## Stored items from a collection
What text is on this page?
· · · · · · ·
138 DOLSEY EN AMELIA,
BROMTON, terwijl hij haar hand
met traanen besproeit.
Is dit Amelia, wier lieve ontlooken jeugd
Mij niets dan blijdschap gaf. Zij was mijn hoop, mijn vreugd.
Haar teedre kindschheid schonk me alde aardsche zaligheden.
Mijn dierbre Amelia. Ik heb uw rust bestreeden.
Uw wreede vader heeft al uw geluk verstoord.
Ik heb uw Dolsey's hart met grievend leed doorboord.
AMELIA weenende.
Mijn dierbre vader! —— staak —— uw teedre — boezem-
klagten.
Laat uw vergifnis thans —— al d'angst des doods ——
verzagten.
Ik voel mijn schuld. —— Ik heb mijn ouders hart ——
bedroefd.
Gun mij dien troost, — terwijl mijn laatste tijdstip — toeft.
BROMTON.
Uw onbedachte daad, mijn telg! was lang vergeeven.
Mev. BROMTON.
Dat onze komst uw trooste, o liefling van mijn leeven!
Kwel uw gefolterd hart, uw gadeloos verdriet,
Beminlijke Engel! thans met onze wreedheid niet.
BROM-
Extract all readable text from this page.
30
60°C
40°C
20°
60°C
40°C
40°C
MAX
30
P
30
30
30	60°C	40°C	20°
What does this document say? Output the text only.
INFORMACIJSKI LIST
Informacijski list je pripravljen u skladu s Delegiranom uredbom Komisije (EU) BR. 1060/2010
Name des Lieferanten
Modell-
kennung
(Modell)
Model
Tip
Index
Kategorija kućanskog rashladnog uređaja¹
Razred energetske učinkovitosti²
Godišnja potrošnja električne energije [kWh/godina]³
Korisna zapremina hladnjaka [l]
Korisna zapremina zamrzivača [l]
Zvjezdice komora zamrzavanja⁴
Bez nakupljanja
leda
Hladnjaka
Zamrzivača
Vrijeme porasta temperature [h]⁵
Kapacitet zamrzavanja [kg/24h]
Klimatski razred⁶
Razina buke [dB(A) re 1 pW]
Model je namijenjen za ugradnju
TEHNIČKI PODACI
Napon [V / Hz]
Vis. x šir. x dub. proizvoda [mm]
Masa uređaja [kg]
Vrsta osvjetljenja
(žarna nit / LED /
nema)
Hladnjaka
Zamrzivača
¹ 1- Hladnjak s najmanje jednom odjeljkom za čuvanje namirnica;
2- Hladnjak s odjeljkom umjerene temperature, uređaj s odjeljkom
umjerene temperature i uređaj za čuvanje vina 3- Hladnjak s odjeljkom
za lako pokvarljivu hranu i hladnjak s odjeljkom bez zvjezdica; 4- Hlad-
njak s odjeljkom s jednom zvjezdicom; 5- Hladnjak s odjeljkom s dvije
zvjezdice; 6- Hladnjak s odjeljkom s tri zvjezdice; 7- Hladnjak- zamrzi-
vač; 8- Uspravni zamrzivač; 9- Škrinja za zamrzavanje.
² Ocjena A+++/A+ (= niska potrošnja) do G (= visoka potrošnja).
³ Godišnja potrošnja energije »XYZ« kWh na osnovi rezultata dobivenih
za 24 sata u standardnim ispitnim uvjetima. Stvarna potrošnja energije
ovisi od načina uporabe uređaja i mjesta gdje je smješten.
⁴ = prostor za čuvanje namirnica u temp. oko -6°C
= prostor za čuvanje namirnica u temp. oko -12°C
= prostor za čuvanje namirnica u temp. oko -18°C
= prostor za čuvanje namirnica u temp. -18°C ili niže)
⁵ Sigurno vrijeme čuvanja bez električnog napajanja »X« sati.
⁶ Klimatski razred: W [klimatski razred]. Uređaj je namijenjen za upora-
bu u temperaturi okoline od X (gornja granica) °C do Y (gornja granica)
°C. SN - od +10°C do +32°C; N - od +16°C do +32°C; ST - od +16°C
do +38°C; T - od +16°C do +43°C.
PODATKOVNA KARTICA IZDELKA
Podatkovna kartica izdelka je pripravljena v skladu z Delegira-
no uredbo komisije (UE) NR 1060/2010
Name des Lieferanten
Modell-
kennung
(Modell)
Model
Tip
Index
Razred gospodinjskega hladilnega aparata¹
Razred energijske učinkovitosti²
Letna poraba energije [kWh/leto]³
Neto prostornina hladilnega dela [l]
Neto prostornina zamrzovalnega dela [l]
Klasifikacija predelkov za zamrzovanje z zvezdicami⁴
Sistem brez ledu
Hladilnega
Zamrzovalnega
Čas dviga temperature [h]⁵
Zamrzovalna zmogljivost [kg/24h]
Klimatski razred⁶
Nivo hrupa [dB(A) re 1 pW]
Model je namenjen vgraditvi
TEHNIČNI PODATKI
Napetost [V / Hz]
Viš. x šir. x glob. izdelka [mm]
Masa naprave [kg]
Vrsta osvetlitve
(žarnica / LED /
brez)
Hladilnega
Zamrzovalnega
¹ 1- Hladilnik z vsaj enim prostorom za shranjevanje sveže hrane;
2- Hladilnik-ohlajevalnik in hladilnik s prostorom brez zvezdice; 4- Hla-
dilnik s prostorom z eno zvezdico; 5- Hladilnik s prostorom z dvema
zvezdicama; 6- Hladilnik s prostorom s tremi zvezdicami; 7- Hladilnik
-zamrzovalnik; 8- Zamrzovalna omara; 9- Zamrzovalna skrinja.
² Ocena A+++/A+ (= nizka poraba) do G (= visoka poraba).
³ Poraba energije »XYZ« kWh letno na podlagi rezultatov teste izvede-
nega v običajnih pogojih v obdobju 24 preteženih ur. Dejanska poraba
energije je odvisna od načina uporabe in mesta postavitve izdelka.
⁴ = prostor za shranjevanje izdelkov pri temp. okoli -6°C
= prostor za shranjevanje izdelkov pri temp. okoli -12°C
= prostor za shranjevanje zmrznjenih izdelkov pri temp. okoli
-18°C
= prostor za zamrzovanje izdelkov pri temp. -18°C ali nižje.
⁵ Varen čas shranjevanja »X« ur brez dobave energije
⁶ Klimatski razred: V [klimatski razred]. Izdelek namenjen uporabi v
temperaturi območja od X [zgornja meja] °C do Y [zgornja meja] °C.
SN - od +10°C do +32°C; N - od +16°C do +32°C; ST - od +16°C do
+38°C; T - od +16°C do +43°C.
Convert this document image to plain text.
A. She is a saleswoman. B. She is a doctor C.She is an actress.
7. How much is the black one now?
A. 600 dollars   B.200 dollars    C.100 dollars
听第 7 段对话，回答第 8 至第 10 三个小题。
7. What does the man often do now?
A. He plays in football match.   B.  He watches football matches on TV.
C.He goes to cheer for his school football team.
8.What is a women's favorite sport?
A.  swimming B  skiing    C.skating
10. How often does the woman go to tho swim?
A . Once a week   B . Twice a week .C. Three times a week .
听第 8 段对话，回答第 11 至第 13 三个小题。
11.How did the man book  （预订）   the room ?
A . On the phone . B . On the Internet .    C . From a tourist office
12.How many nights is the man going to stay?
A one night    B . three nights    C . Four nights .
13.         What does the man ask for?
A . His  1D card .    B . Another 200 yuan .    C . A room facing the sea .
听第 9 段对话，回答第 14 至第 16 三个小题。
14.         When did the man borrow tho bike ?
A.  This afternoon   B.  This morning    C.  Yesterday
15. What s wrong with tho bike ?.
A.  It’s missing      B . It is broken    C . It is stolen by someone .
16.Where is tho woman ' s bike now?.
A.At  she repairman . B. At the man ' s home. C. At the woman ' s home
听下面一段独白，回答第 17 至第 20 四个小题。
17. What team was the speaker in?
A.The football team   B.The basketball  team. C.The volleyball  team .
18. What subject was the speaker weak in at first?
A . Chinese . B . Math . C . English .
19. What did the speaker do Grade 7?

## What you have to do
Repeat the material above in full, keeping every word.

## Answer in full
What text is on this page?
· · · · · · ·
138 DOLSEY EN AMELIA,
BROMTON, terwijl hij haar hand
met traanen besproeit.
Is dit Amelia, wier lieve ontlooken jeugd
Mij niets dan blijdschap gaf. Zij was mijn hoop, mijn vreugd.
Haar teedre kindschheid schonk me alde aardsche zaligheden.
Mijn dierbre Amelia. Ik heb uw rust bestreeden.
Uw wreede vader heeft al uw geluk verstoord.
Ik heb uw Dolsey's hart met grievend leed doorboord.
AMELIA weenende.
Mijn dierbre vader! —— staak —— uw teedre — boezem-
klagten.
Laat uw vergifnis thans —— al d'angst des doods ——
verzagten.
Ik voel mijn schuld. —— Ik heb mijn ouders hart ——
bedroefd.
Gun mij dien troost, — terwijl mijn laatste tijdstip — toeft.
BROMTON.
Uw onbedachte daad, mijn telg! was lang vergeeven.
Mev. BROMTON.
Dat onze komst uw trooste, o liefling van mijn leeven!
Kwel uw gefolterd hart, uw gadeloos verdriet,
Beminlijke Engel! thans met onze wreedheid niet.
BROM-
Extract all readable text from this page.
30
60°C
40°C
20°
60°C
40°C
40°C
MAX
30
P
30
30
30	60°C	40°C	20°
What does this document say? Output the text only.
INFORMACIJSKI LIST
Informacijski list je pripravljen u skladu s Delegiranom uredbom Komisije (EU) BR. 1060/2010
Name des Lieferanten
Modell-
kennung
(Modell)
Model
Tip
Index
Kategorija kućanskog rashladnog uređaja¹
Razred energetske učinkovitosti²
Godišnja potrošnja električne energije [kWh/godina]³
Korisna zapremina hladnjaka [l]
Korisna zapremina zamrzivača [l]
Zvjezdice komora zamrzavanja⁴
Bez nakupljanja
leda
Hladnjaka
Zamrzivača
Vrijeme porasta temperature [h]⁵
Kapacitet zamrzavanja [kg/24h]
Klimatski razred⁶
Razina buke [dB(A) re 1 pW]
Model je namijenjen za ugradnju
TEHNIČKI PODACI
Napon [V / Hz]
Vis. x šir. x dub. proizvoda [mm]
Masa uređaja [kg]
Vrsta osvjetljenja
(žarna nit / LED /
nema)
Hladnjaka
Zamrzivača
¹ 1- Hladnjak s najmanje jednom odjeljkom za čuvanje namirnica;
2- Hladnjak s odjeljkom umjerene temperature, uređaj s odjeljkom
umjerene temperature i uređaj za čuvanje vina 3- Hladnjak s odjeljkom
za lako pokvarljivu hranu i hladnjak s odjeljkom bez zvjezdica; 4- Hlad-
njak s odjeljkom s jednom zvjezdicom; 5- Hladnjak s odjeljkom s dvije
zvjezdice; 6- Hladnjak s odjeljkom s tri zvjezdice; 7- Hladnjak- zamrzi-
vač; 8- Uspravni zamrzivač; 9- Škrinja za zamrzavanje.
² Ocjena A+++/A+ (= niska potrošnja) do G (= visoka potrošnja).
³ Godišnja potrošnja energije »XYZ« kWh na osnovi rezultata dobivenih
za 24 sata u standardnim ispitnim uvjetima. Stvarna potrošnja energije
ovisi od načina uporabe uređaja i mjesta gdje je smješten.
⁴ = prostor za čuvanje namirnica u temp. oko -6°C
= prostor za čuvanje namirnica u temp. oko -12°C
= prostor za čuvanje namirnica u temp. oko -18°C
= prostor za čuvanje namirnica u temp. -18°C ili niže)
⁵ Sigurno vrijeme čuvanja bez električnog napajanja »X« sati.
⁶ Klimatski razred: W [klimatski razred]. Uređaj je namijenjen za upora-
bu u temperaturi okoline od X (gornja granica) °C do Y (gornja granica)
°C. SN - od +10°C do +32°C; N - od +16°C do +32°C; ST - od +16°C
do +38°C; T - od +16°C do +43°C.
PODATKOVNA KARTICA IZDELKA
Podatkovna kartica izdelka je pripravljena v skladu z Delegira-
no uredbo komisije (UE) NR 1060/2010
Name des Lieferanten
Modell-
kennung
(Modell)
Model
Tip
Index
Razred gospodinjskega hladilnega aparata¹
Razred energijske učinkovitosti²
Letna poraba energije [kWh/leto]³
Neto prostornina hladilnega dela [l]
Neto prostornina zamrzovalnega dela [l]
Klasifikacija predelkov za zamrzovanje z zvezdicami⁴
Sistem brez ledu
Hladilnega
Zamrzovalnega
Čas dviga temperature [h]⁵
Zamrzovalna zmogljivost [kg/24h]
Klimatski razred⁶
Nivo hrupa [dB(A) re 1 pW]
Model je namenjen vgraditvi
TEHNIČNI PODATKI
Napetost [V / Hz]
Viš. x šir. x glob. izdelka [mm]
Masa naprave [kg]
Vrsta osvetlitve
(žarnica / LED /
brez)
Hladilnega
Zamrzovalnega
¹ 1- Hladilnik z vsaj enim prostorom za shranjevanje sveže hrane;
2- Hladilnik-ohlajevalnik in hladilnik s prostorom brez zvezdice; 4- Hla-
dilnik s prostorom z eno zvezdico; 5- Hladilnik s prostorom z dvema
zvezdicama; 6- Hladilnik s prostorom s tremi zvezdicami; 7- Hladilnik
-zamrzovalnik; 8- Zamrzovalna omara; 9- Zamrzovalna skrinja.
² Ocena A+++/A+ (= nizka poraba) do G (= visoka poraba).
³ Poraba energije »XYZ« kWh letno na podlagi rezultatov teste izvede-
nega v običajnih pogojih v obdobju 24 preteženih ur. Dejanska poraba
energije je odvisna od načina uporabe in mesta postavitve izdelka.
⁴ = prostor za shranjevanje izdelkov pri temp. okoli -6°C
= prostor za shranjevanje izdelkov pri temp. okoli -12°C
= prostor za shranjevanje zmrznjenih izdelkov pri temp. okoli
-18°C
= prostor za zamrzovanje izdelkov pri temp. -18°C ali nižje.
⁵ Varen čas shranjevanja »X« ur brez dobave energije
⁶ Klimatski razred: V [klimatski razred]. Izdelek namenjen uporabi v
temperaturi območja od X [zgornja meja] °C do Y [zgornja meja] °C.
SN - od +10°C do +32°C; N - od +16°C do +32°C; ST - od +16°C do
+38°C; T - od +16°C do +43°C.
Convert this document image to plain text.
A. She is a saleswoman. B. She is a doctor C.She is an actress.
7. How much is the black one now?
A. 600 dollars   B.200 dollars    C.100 dollars
听第 7 段对话，回答第 8 至第 10 三个小题。
7. What does the man often do now?
A. He plays in football match.   B.  He watches football matches on TV.
C.He goes to cheer for his school football team.
8.What is a women's favorite sport?
A.  swimming B  skiing    C.skating
10. How often does the woman go to tho swim?
A . Once a week   B . Twice a week .C. Three times a week .
听第 8 段对话，回答第 11 至第 13 三个小题。
11.How did the man book  （预订）   the room ?
A . On the phone . B . On the Internet .    C . From a tourist office
12.How many nights is the man going to stay?
A one night    B . three nights    C . Four nights .
13.         What does the man ask for?
A . His  1D card .    B . Another 200 yuan .    C . A room facing the sea .
听第 9 段对话，回答第 14 至第 16 三个小题。
14.         When did the man borrow tho bike ?
A.  This afternoon   B.  This morning    C.  Yesterday
15. What s wrong with tho bike ?.
A.  It’s missing      B . It is broken    C . It is stolen by someone .
16.Where is tho woman ' s bike now?.
A.At  she repairman . B. At the man ' s home. C. At the woman ' s home
听下面一段独白，回答第 17 至第 20 四个小题。
17. What team was the speaker in?
A.The football team   B.The basketball  team. C.The volleyball  team .
18. What subject was the speaker weak in at first?
A . Chinese . B . Math . C . English .
19. What did the speaker do Grade 7?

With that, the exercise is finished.